## AIM OF THE EXERCISE
Look through the data for the string "Națională". Copy every line where it is found.

= = = = = = =

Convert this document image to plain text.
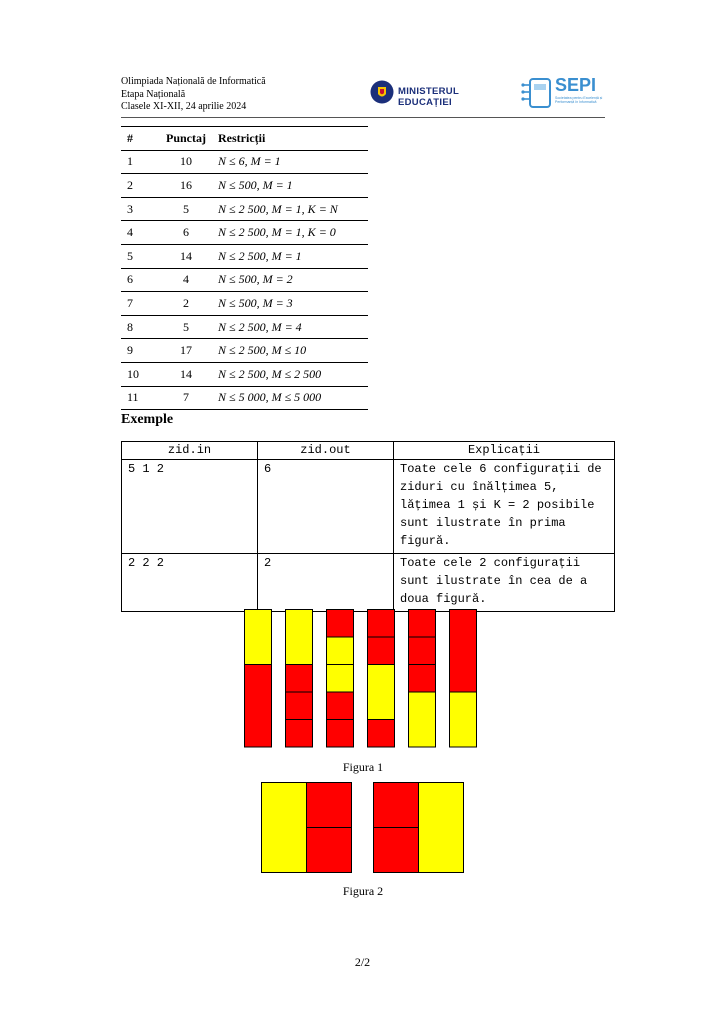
Olimpiada Națională de Informatică
Etapa Națională
Clasele XI-XII, 24 aprilie 2024
MINISTERUL EDUCAȚIEI
SEPI
Societatea pentru Excelență și Performanță în Informatică
#	Punctaj	Restricții
1	10	N ≤ 6, M = 1
2	16	N ≤ 500, M = 1
3	5	N ≤ 2 500, M = 1, K = N
4	6	N ≤ 2 500, M = 1, K = 0
5	14	N ≤ 2 500, M = 1
6	4	N ≤ 500, M = 2
7	2	N ≤ 500, M = 3
8	5	N ≤ 2 500, M = 4
9	17	N ≤ 2 500, M ≤ 10
10	14	N ≤ 2 500, M ≤ 2 500
11	7	N ≤ 5 000, M ≤ 5 000
Exemple
zid.in	zid.out	Explicații
5 1 2	6	Toate cele 6 configurații de ziduri cu înălțimea 5, lățimea 1 și K = 2 posibile sunt ilustrate în prima figură.
2 2 2	2	Toate cele 2 configurații sunt ilustrate în cea de a doua figură.
Figura 1
Figura 2
2/2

= = = = = = =

## RESPONSE TO THE EXERCISE
Olimpiada Națională de Informatică
Etapa Națională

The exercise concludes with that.